__AVAILABLE RECORDS__.

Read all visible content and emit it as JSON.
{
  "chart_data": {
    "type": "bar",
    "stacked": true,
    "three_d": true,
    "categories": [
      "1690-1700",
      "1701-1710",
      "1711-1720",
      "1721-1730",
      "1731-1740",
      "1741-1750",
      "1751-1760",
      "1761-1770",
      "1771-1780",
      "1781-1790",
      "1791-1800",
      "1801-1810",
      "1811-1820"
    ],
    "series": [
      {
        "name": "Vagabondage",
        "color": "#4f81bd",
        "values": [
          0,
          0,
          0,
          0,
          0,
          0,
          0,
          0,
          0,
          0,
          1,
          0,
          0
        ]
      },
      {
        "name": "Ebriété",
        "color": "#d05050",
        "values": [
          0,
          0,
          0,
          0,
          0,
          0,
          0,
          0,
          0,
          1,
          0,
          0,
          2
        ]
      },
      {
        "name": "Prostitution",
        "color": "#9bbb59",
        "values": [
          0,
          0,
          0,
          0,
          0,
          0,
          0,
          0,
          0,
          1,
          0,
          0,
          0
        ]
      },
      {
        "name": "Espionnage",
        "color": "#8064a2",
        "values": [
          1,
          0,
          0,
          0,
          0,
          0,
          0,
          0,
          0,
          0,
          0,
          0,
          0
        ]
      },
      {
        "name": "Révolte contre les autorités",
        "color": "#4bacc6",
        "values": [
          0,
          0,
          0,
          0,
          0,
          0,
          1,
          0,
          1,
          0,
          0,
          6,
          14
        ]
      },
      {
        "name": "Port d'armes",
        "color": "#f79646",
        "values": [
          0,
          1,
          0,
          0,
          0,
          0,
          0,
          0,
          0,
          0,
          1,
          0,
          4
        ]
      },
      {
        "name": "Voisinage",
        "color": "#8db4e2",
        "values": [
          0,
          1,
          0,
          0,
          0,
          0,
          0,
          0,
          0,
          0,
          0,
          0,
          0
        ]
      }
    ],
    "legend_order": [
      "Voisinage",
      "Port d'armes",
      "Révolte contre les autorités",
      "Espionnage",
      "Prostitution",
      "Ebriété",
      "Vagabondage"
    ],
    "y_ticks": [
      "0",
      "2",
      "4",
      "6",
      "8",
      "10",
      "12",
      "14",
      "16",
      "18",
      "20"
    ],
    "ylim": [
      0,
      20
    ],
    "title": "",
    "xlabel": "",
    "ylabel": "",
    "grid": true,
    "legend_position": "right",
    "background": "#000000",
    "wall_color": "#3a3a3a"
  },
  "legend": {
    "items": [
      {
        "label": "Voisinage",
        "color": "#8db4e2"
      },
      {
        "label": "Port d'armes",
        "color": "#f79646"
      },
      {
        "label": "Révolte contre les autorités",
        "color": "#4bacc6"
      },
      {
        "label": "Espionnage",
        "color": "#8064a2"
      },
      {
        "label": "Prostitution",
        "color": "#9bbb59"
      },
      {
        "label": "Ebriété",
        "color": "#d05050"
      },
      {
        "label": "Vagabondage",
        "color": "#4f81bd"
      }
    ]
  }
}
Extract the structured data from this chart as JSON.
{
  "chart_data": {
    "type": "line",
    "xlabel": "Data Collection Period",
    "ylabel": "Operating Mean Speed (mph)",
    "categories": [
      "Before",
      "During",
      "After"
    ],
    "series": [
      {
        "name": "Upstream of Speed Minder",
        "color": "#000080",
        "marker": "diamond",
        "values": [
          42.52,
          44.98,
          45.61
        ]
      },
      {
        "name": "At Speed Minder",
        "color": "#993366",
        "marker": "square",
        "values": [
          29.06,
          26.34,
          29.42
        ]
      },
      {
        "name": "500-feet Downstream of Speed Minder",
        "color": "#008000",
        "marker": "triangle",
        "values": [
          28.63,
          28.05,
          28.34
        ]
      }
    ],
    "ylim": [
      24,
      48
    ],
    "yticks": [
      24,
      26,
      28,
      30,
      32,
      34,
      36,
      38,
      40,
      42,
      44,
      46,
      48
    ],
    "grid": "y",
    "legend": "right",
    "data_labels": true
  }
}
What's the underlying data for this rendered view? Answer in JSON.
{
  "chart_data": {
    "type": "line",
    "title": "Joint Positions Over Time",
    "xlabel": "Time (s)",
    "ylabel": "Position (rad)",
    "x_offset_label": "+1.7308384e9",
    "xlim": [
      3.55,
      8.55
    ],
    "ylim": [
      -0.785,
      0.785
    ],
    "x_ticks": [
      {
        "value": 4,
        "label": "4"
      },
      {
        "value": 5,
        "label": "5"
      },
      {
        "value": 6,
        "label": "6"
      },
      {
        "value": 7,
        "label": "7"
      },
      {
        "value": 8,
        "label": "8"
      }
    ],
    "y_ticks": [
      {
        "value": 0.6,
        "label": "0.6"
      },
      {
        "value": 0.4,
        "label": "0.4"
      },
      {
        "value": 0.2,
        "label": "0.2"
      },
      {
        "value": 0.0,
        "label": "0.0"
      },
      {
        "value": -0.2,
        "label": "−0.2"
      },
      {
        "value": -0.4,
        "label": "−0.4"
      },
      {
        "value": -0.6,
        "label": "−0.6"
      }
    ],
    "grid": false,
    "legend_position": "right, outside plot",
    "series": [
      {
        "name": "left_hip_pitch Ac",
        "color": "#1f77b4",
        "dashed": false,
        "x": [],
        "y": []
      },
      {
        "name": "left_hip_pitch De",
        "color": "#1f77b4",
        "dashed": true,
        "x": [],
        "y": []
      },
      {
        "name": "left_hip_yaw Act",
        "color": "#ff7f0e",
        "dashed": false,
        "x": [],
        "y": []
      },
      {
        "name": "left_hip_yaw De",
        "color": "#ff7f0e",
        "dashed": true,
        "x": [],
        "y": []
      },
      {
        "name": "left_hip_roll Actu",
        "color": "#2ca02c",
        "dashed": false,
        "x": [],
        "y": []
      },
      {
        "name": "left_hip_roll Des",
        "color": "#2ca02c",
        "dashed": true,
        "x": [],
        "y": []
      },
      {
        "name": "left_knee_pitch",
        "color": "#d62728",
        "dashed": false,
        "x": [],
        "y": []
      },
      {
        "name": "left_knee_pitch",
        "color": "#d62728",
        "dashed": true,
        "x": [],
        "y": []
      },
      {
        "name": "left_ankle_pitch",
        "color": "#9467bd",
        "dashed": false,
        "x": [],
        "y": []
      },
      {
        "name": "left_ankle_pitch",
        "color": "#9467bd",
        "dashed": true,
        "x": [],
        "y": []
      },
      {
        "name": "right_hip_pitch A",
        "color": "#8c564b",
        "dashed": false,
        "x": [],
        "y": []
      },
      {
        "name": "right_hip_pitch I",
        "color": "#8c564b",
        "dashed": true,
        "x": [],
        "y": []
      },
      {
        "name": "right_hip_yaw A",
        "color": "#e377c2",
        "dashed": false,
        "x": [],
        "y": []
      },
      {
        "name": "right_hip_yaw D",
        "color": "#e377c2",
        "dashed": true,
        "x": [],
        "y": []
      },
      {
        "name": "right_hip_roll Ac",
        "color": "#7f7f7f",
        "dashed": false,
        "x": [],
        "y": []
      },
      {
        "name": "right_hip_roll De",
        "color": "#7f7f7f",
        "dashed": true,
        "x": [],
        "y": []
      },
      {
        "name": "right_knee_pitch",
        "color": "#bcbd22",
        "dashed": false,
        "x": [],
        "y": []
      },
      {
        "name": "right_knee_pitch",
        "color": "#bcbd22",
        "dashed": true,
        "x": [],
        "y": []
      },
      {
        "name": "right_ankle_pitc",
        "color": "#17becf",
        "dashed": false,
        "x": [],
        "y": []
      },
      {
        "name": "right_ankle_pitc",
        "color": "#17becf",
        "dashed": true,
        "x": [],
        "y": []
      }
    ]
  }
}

__WHAT TO PRODUCE__. Say how many lines in the records hold "contre", with the number as the whole reply.

__REPLY__. 3